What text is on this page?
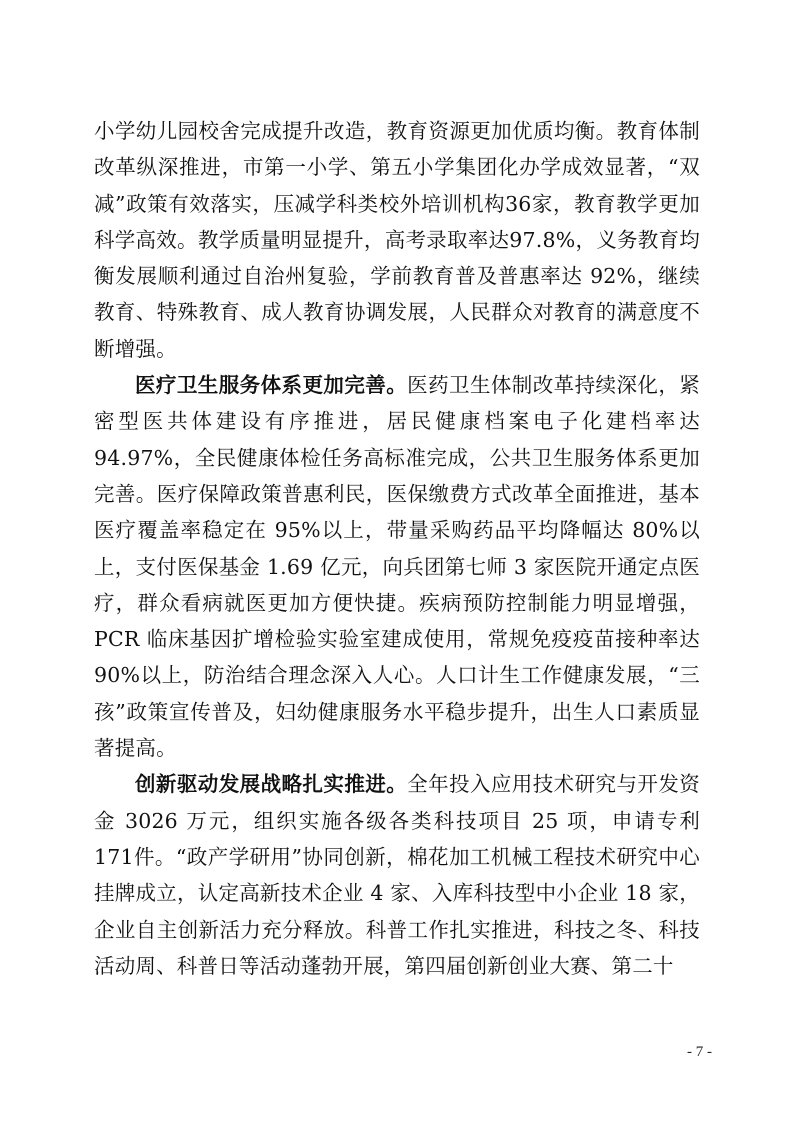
小学幼儿园校舍完成提升改造，教育资源更加优质均衡。教育体制改革纵深推进，市第一小学、第五小学集团化办学成效显著，“双减”政策有效落实，压减学科类校外培训机构36家，教育教学更加科学高效。教学质量明显提升，高考录取率达97.8%，义务教育均衡发展顺利通过自治州复验，学前教育普及普惠率达 92%，继续教育、特殊教育、成人教育协调发展，人民群众对教育的满意度不断增强。

医疗卫生服务体系更加完善。医药卫生体制改革持续深化，紧密型医共体建设有序推进，居民健康档案电子化建档率达94.97%，全民健康体检任务高标准完成，公共卫生服务体系更加完善。医疗保障政策普惠利民，医保缴费方式改革全面推进，基本医疗覆盖率稳定在 95%以上，带量采购药品平均降幅达 80%以上，支付医保基金 1.69 亿元，向兵团第七师 3 家医院开通定点医疗，群众看病就医更加方便快捷。疾病预防控制能力明显增强，PCR 临床基因扩增检验实验室建成使用，常规免疫疫苗接种率达90%以上，防治结合理念深入人心。人口计生工作健康发展，“三孩”政策宣传普及，妇幼健康服务水平稳步提升，出生人口素质显著提高。

创新驱动发展战略扎实推进。全年投入应用技术研究与开发资金 3026 万元，组织实施各级各类科技项目 25 项，申请专利 171件。“政产学研用”协同创新，棉花加工机械工程技术研究中心挂牌成立，认定高新技术企业 4 家、入库科技型中小企业 18 家，企业自主创新活力充分释放。科普工作扎实推进，科技之冬、科技活动周、科普日等活动蓬勃开展，第四届创新创业大赛、第二十

- 7 -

**Direction:** Write out all the records again, exactly, minus any pictures.

**Result for this task:**
What text is on this page?
小学幼儿园校舍完成提升改造，教育资源更加优质均衡。教育体制改革纵深推进，市第一小学、第五小学集团化办学成效显著，“双减”政策有效落实，压减学科类校外培训机构36家，教育教学更加科学高效。教学质量明显提升，高考录取率达97.8%，义务教育均衡发展顺利通过自治州复验，学前教育普及普惠率达 92%，继续教育、特殊教育、成人教育协调发展，人民群众对教育的满意度不断增强。

医疗卫生服务体系更加完善。医药卫生体制改革持续深化，紧密型医共体建设有序推进，居民健康档案电子化建档率达94.97%，全民健康体检任务高标准完成，公共卫生服务体系更加完善。医疗保障政策普惠利民，医保缴费方式改革全面推进，基本医疗覆盖率稳定在 95%以上，带量采购药品平均降幅达 80%以上，支付医保基金 1.69 亿元，向兵团第七师 3 家医院开通定点医疗，群众看病就医更加方便快捷。疾病预防控制能力明显增强，PCR 临床基因扩增检验实验室建成使用，常规免疫疫苗接种率达90%以上，防治结合理念深入人心。人口计生工作健康发展，“三孩”政策宣传普及，妇幼健康服务水平稳步提升，出生人口素质显著提高。

创新驱动发展战略扎实推进。全年投入应用技术研究与开发资金 3026 万元，组织实施各级各类科技项目 25 项，申请专利 171件。“政产学研用”协同创新，棉花加工机械工程技术研究中心挂牌成立，认定高新技术企业 4 家、入库科技型中小企业 18 家，企业自主创新活力充分释放。科普工作扎实推进，科技之冬、科技活动周、科普日等活动蓬勃开展，第四届创新创业大赛、第二十

- 7 -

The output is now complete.